■ **SOURCE DOCUMENT**:
Facebook has announced that it will be making its wav2letter@anywhere online speech recognition framework more readily available as an open source platform. The framework was developed by Facebook AI Research (FAIR), which claims that it has created the fastest open source automatic speech recognition (ASR) platform currently on the market.
“The system has almost three times the throughput of a well-tuned hybrid ASR baseline while also having lower latency and a better word error rate,” wrote a group of eight FAIR researchers in a recent paper.
The wav2letter@anywhere framework is based on the wav2letter and wav2letter++ neural net language models, and utilizes time-depth separable (TDS) convolutional neural network (CNN) tech – rather than recurrent neural network (RNN) tech – to achieve its performance gains. Separable models have more traditionally been used for computer vision applications, but the FAIR researchers argue that their approach is superior to standard RNN baselines.
If the jargon is somewhat opaque, the upshot is that Facebook may have delivered an accurate speech recognition platform with lower latency that can be deployed on edge devices or through the cloud. If that proves to be the case, it would make it much easier for smaller developers to incorporate some form of speech recognition into their various solutions.

■ **TASK TO COMPLETE**: Pick up the article on Facebook's open-source wav2letter@anywhere speech recognition framework after its last sentence and continue writing it.

[Records from a collection]

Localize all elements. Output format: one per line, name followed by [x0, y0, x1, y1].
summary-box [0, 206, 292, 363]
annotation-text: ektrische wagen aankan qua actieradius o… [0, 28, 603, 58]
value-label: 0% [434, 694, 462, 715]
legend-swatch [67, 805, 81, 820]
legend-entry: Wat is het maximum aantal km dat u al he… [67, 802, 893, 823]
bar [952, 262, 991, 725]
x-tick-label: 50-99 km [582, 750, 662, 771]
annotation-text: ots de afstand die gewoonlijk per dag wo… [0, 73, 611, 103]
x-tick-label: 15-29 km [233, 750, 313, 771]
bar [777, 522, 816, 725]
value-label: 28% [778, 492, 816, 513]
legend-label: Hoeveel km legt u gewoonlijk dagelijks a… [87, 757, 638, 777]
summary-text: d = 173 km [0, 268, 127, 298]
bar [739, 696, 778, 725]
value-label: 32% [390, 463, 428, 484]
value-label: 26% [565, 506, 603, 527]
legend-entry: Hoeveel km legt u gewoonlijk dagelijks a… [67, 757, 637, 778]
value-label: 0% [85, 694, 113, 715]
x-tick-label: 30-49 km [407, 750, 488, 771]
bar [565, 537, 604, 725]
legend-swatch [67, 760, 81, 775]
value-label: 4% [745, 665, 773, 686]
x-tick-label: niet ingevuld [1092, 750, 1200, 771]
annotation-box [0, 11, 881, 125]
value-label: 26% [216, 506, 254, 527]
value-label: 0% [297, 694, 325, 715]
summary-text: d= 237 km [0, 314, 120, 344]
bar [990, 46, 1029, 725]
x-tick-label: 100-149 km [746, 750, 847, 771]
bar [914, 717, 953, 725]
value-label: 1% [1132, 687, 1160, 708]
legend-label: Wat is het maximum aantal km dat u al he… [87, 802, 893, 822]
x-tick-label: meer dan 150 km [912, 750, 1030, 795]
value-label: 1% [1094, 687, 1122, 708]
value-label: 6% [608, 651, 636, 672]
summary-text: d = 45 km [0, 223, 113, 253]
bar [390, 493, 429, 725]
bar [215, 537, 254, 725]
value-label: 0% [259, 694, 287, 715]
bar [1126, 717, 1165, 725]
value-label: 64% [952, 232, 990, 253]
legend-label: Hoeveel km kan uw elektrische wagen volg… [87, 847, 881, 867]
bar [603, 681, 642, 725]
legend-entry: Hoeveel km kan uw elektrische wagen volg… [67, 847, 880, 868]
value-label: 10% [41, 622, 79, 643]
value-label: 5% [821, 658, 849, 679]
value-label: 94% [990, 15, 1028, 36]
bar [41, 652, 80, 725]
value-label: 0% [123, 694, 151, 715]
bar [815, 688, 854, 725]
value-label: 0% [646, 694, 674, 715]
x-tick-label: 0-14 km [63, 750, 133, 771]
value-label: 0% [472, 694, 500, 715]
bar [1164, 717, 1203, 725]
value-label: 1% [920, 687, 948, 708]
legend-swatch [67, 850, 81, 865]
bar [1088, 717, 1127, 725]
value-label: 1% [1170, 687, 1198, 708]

■ **ANSWER FOR THE TASK**:
Of course, speech recognition has become increasingly common in the past few years, turning up in IoT products that range from smart cars to smart appliances. Grand View Research previously predicted that the joint speech and voice recognition market would be worth $31.82 billion in 2025.
In the meantime, it’s not yet clear what plans Facebook has for the speech recognition platform. The social media giant has spent the past few years developing a slew of new technologies, and recently launched a new payments platform and a solution that alters video content to thwart facial recognition.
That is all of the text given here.